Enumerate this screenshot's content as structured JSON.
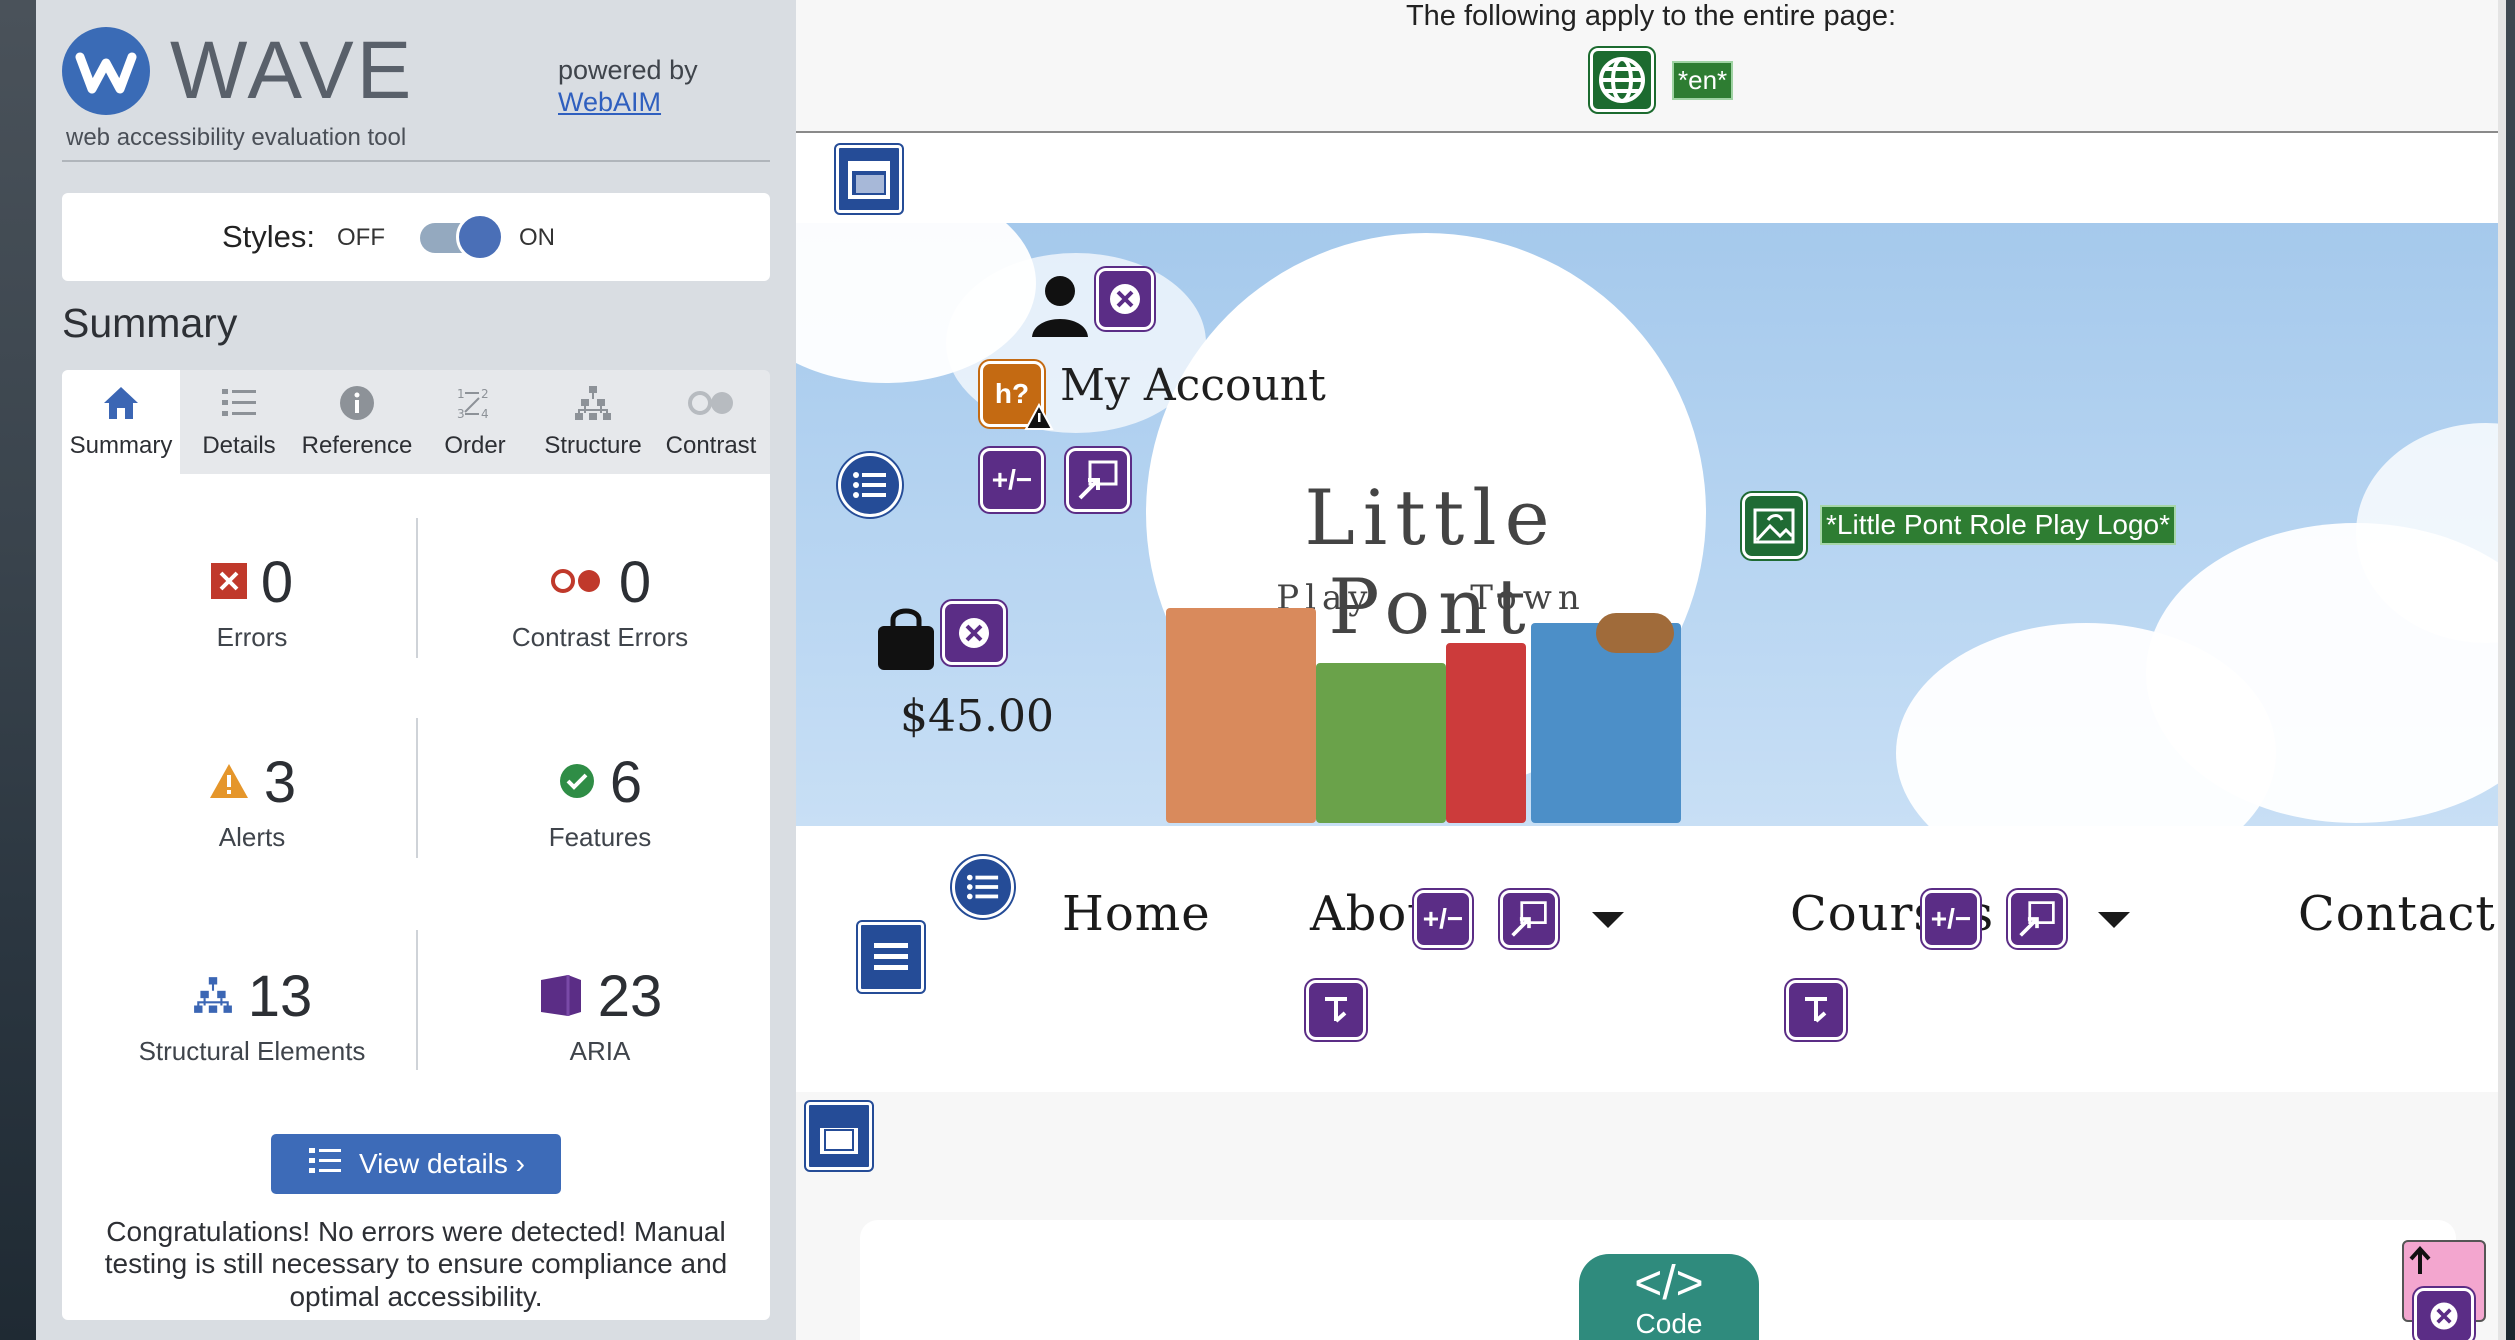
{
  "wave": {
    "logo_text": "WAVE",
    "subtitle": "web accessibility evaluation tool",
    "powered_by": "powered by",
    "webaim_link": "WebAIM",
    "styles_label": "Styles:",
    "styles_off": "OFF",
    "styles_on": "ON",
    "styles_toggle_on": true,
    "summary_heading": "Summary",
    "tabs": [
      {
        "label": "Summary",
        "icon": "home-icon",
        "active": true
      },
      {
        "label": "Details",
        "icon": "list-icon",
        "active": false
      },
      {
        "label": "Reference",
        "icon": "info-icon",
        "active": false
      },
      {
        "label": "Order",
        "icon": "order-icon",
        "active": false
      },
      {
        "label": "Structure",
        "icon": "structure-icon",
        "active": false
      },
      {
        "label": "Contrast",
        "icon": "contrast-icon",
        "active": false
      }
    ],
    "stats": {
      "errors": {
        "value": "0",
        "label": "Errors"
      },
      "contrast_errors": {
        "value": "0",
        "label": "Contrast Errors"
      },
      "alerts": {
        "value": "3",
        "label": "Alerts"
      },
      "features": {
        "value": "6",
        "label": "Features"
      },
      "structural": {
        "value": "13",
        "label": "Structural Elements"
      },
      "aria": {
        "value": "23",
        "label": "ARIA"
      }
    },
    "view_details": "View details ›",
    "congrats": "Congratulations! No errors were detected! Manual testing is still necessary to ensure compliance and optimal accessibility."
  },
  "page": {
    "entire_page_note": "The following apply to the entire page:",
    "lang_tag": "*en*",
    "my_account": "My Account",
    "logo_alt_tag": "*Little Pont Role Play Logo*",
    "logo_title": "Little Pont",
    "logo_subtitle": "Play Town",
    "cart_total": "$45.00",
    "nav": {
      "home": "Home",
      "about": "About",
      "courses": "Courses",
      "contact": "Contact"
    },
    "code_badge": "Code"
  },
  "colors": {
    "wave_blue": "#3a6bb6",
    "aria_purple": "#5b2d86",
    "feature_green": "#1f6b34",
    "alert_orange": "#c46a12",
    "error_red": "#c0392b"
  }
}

> _Stated exercise_
Without the pictures, write out every entry precisely as it appears.

> _Written response_
Enumerate this screenshot's content as structured JSON.
{
  "wave": {
    "logo_text": "WAVE",
    "subtitle": "web accessibility evaluation tool",
    "powered_by": "powered by",
    "webaim_link": "WebAIM",
    "styles_label": "Styles:",
    "styles_off": "OFF",
    "styles_on": "ON",
    "styles_toggle_on": true,
    "summary_heading": "Summary",
    "tabs": [
      {
        "label": "Summary",
        "icon": "home-icon",
        "active": true
      },
      {
        "label": "Details",
        "icon": "list-icon",
        "active": false
      },
      {
        "label": "Reference",
        "icon": "info-icon",
        "active": false
      },
      {
        "label": "Order",
        "icon": "order-icon",
        "active": false
      },
      {
        "label": "Structure",
        "icon": "structure-icon",
        "active": false
      },
      {
        "label": "Contrast",
        "icon": "contrast-icon",
        "active": false
      }
    ],
    "stats": {
      "errors": {
        "value": "0",
        "label": "Errors"
      },
      "contrast_errors": {
        "value": "0",
        "label": "Contrast Errors"
      },
      "alerts": {
        "value": "3",
        "label": "Alerts"
      },
      "features": {
        "value": "6",
        "label": "Features"
      },
      "structural": {
        "value": "13",
        "label": "Structural Elements"
      },
      "aria": {
        "value": "23",
        "label": "ARIA"
      }
    },
    "view_details": "View details ›",
    "congrats": "Congratulations! No errors were detected! Manual testing is still necessary to ensure compliance and optimal accessibility."
  },
  "page": {
    "entire_page_note": "The following apply to the entire page:",
    "lang_tag": "*en*",
    "my_account": "My Account",
    "logo_alt_tag": "*Little Pont Role Play Logo*",
    "logo_title": "Little Pont",
    "logo_subtitle": "Play Town",
    "cart_total": "$45.00",
    "nav": {
      "home": "Home",
      "about": "About",
      "courses": "Courses",
      "contact": "Contact"
    },
    "code_badge": "Code"
  },
  "colors": {
    "wave_blue": "#3a6bb6",
    "aria_purple": "#5b2d86",
    "feature_green": "#1f6b34",
    "alert_orange": "#c46a12",
    "error_red": "#c0392b"
  }
}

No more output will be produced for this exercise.